→ DATASET RECORDS:
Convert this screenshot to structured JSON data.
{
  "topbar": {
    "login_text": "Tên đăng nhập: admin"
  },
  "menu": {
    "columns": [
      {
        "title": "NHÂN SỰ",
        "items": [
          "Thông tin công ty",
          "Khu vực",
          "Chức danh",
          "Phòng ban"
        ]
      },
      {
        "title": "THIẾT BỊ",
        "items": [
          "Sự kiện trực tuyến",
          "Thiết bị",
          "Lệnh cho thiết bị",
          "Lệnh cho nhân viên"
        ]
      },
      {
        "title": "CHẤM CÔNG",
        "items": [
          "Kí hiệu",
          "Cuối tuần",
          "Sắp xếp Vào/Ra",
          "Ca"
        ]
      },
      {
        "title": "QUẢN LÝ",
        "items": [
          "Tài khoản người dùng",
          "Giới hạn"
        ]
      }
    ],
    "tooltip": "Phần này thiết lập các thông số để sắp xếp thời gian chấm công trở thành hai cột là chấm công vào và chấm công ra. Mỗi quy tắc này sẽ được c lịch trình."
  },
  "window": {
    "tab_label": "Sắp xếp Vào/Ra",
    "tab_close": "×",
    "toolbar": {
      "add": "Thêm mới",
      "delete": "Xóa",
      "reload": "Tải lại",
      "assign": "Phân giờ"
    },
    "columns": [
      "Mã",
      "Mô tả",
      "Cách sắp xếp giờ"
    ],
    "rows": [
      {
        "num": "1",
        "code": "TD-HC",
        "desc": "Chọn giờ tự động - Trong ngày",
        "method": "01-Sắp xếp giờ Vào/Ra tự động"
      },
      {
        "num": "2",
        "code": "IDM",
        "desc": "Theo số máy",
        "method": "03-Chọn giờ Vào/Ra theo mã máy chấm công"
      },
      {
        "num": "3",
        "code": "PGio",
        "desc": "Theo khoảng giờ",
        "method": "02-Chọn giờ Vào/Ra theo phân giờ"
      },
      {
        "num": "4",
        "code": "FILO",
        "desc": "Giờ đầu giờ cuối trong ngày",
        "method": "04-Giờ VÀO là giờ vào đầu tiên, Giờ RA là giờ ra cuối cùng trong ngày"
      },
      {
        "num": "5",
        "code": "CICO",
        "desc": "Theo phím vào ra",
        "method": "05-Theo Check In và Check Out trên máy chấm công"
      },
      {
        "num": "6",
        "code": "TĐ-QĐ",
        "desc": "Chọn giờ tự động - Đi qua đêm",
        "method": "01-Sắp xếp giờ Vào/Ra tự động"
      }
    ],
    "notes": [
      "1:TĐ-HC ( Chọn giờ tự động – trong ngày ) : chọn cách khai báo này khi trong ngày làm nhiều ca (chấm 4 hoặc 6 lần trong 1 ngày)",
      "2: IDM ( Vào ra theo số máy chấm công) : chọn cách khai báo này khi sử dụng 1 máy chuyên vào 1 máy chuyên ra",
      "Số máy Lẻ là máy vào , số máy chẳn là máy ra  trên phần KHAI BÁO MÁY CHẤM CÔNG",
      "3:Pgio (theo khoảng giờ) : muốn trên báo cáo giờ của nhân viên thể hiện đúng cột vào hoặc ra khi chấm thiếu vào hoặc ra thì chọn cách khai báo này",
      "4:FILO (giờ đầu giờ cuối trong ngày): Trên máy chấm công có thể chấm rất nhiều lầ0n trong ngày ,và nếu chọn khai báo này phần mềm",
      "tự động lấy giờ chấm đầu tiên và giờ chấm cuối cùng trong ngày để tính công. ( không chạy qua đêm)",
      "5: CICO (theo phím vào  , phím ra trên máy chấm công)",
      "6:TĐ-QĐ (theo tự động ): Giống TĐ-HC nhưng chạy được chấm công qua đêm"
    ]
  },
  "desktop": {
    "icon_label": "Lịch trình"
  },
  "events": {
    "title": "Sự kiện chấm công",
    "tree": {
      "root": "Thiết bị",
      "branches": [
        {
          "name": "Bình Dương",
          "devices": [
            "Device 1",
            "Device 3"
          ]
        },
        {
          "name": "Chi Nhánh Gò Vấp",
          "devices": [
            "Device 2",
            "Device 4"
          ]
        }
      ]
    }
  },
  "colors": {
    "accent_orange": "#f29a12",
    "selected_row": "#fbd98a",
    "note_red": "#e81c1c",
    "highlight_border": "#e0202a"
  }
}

→ DIRECTIVE:
Extract all of the data shown above and repeat it verbatim.

→ TASK OUTPUT:
Convert this screenshot to structured JSON data.
{
  "topbar": {
    "login_text": "Tên đăng nhập: admin"
  },
  "menu": {
    "columns": [
      {
        "title": "NHÂN SỰ",
        "items": [
          "Thông tin công ty",
          "Khu vực",
          "Chức danh",
          "Phòng ban"
        ]
      },
      {
        "title": "THIẾT BỊ",
        "items": [
          "Sự kiện trực tuyến",
          "Thiết bị",
          "Lệnh cho thiết bị",
          "Lệnh cho nhân viên"
        ]
      },
      {
        "title": "CHẤM CÔNG",
        "items": [
          "Kí hiệu",
          "Cuối tuần",
          "Sắp xếp Vào/Ra",
          "Ca"
        ]
      },
      {
        "title": "QUẢN LÝ",
        "items": [
          "Tài khoản người dùng",
          "Giới hạn"
        ]
      }
    ],
    "tooltip": "Phần này thiết lập các thông số để sắp xếp thời gian chấm công trở thành hai cột là chấm công vào và chấm công ra. Mỗi quy tắc này sẽ được c lịch trình."
  },
  "window": {
    "tab_label": "Sắp xếp Vào/Ra",
    "tab_close": "×",
    "toolbar": {
      "add": "Thêm mới",
      "delete": "Xóa",
      "reload": "Tải lại",
      "assign": "Phân giờ"
    },
    "columns": [
      "Mã",
      "Mô tả",
      "Cách sắp xếp giờ"
    ],
    "rows": [
      {
        "num": "1",
        "code": "TD-HC",
        "desc": "Chọn giờ tự động - Trong ngày",
        "method": "01-Sắp xếp giờ Vào/Ra tự động"
      },
      {
        "num": "2",
        "code": "IDM",
        "desc": "Theo số máy",
        "method": "03-Chọn giờ Vào/Ra theo mã máy chấm công"
      },
      {
        "num": "3",
        "code": "PGio",
        "desc": "Theo khoảng giờ",
        "method": "02-Chọn giờ Vào/Ra theo phân giờ"
      },
      {
        "num": "4",
        "code": "FILO",
        "desc": "Giờ đầu giờ cuối trong ngày",
        "method": "04-Giờ VÀO là giờ vào đầu tiên, Giờ RA là giờ ra cuối cùng trong ngày"
      },
      {
        "num": "5",
        "code": "CICO",
        "desc": "Theo phím vào ra",
        "method": "05-Theo Check In và Check Out trên máy chấm công"
      },
      {
        "num": "6",
        "code": "TĐ-QĐ",
        "desc": "Chọn giờ tự động - Đi qua đêm",
        "method": "01-Sắp xếp giờ Vào/Ra tự động"
      }
    ],
    "notes": [
      "1:TĐ-HC ( Chọn giờ tự động – trong ngày ) : chọn cách khai báo này khi trong ngày làm nhiều ca (chấm 4 hoặc 6 lần trong 1 ngày)",
      "2: IDM ( Vào ra theo số máy chấm công) : chọn cách khai báo này khi sử dụng 1 máy chuyên vào 1 máy chuyên ra",
      "Số máy Lẻ là máy vào , số máy chẳn là máy ra  trên phần KHAI BÁO MÁY CHẤM CÔNG",
      "3:Pgio (theo khoảng giờ) : muốn trên báo cáo giờ của nhân viên thể hiện đúng cột vào hoặc ra khi chấm thiếu vào hoặc ra thì chọn cách khai báo này",
      "4:FILO (giờ đầu giờ cuối trong ngày): Trên máy chấm công có thể chấm rất nhiều lầ0n trong ngày ,và nếu chọn khai báo này phần mềm",
      "tự động lấy giờ chấm đầu tiên và giờ chấm cuối cùng trong ngày để tính công. ( không chạy qua đêm)",
      "5: CICO (theo phím vào  , phím ra trên máy chấm công)",
      "6:TĐ-QĐ (theo tự động ): Giống TĐ-HC nhưng chạy được chấm công qua đêm"
    ]
  },
  "desktop": {
    "icon_label": "Lịch trình"
  },
  "events": {
    "title": "Sự kiện chấm công",
    "tree": {
      "root": "Thiết bị",
      "branches": [
        {
          "name": "Bình Dương",
          "devices": [
            "Device 1",
            "Device 3"
          ]
        },
        {
          "name": "Chi Nhánh Gò Vấp",
          "devices": [
            "Device 2",
            "Device 4"
          ]
        }
      ]
    }
  },
  "colors": {
    "accent_orange": "#f29a12",
    "selected_row": "#fbd98a",
    "note_red": "#e81c1c",
    "highlight_border": "#e0202a"
  }
}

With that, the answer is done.